Había un avión preparado para volver a Madrid con sobrepeso en la bodega, llena de bultos con la etiqueta “fracaso”. Sólo faltaba tramitar la lista de viajeros. Después de 176 millones invertidos en fichajes, el primer título para el Atlético había volado antes de hora. Por muy menor que fuera, pero se esfumaba.
Diez refuerzos pidió Diego Pablo Simeone y el Atlético volvió a sucumbir frente al Real. Con gallardía, con injusticia, con desgracia, con todas las coartadas imaginables -la de siempre, «la pelota no quiso entrar», usó Koke- echando por tierra el ilusionante 5-2 de la Liga, breve fanfarria colchonera que duró apenas una semana, efímera ensoñación que no ha servido de nada más que para alimentar la cháchara. En la hora relevante del ser o no ser, el Madrid volvió a imponerse ante el vecino, más fuerte, más poderoso. Y escribió un nuevo episodio en la leyenda del la templanza, del oficio, de la grandeza, del blablabla sustentado en el historial de los fraticidios.
Pitado por Vinicius
Xabi Alonso se marchó derrotado con la victoria, pitado por los aficionados al sustituir a Vinicius. “Hay que seguir siendo autocríticos; ellos jugaron mucho que nosotros y tenemos que corregir esto”, decía su capitán en el campo. Fede Valverde, sobre el mismo césped, con el entrenador ya en el vestuario y Florentino Pérez en Madrid, barruntando en qué momento y por quién va a despedirle mientras el equipo reitere la imagen que da desde hace semanas.
________
■ **TAREA A REALIZAR**
Transcribe de la crónica el tramo que va desde "Había un avión" hasta "pero se esfumaba.". Los ítems no guardan ninguna relación con la crónica.
________
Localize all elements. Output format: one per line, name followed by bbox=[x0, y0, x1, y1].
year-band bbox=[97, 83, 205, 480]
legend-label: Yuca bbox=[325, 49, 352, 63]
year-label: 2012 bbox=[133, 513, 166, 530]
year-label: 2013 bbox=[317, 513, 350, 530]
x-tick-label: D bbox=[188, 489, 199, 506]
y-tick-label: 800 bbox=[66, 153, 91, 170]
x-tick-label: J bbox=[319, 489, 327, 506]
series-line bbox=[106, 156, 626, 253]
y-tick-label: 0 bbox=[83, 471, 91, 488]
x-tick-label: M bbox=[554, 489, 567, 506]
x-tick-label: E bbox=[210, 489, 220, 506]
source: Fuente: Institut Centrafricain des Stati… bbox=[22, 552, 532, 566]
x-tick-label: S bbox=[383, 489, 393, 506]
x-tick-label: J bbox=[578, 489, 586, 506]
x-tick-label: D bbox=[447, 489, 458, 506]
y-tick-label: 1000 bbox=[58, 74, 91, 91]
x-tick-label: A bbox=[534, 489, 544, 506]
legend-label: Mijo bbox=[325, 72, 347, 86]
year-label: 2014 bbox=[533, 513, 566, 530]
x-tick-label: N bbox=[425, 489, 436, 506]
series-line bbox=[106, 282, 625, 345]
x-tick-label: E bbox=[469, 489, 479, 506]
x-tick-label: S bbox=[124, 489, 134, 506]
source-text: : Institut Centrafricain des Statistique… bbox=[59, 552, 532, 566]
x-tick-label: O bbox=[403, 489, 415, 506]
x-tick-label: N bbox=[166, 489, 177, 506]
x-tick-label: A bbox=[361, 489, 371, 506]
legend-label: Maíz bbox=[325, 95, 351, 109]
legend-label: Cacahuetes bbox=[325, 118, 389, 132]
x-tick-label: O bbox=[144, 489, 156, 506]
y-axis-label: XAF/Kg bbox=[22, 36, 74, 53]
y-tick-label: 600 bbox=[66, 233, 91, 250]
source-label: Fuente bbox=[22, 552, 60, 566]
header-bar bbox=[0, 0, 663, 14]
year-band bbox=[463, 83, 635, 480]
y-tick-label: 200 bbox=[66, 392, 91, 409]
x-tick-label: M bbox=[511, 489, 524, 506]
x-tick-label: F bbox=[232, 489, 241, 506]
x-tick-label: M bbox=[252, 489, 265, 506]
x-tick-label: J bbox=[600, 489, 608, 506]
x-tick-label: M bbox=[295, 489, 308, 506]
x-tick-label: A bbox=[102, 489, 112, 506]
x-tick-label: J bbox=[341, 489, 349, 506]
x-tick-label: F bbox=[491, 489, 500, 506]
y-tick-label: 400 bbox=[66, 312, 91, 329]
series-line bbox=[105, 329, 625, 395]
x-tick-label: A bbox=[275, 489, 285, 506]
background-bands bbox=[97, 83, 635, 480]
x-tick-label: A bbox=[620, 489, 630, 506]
________
■ **RESPUESTA DEL EJERCICIO**
Había un avión preparado para volver a Madrid con sobrepeso en la bodega, llena de bultos con la etiqueta “fracaso”. Sólo faltaba tramitar la lista de viajeros. Después de 176 millones invertidos en fichajes, el primer título para el Atlético había volado antes de hora. Por muy menor que fuera, pero se esfumaba.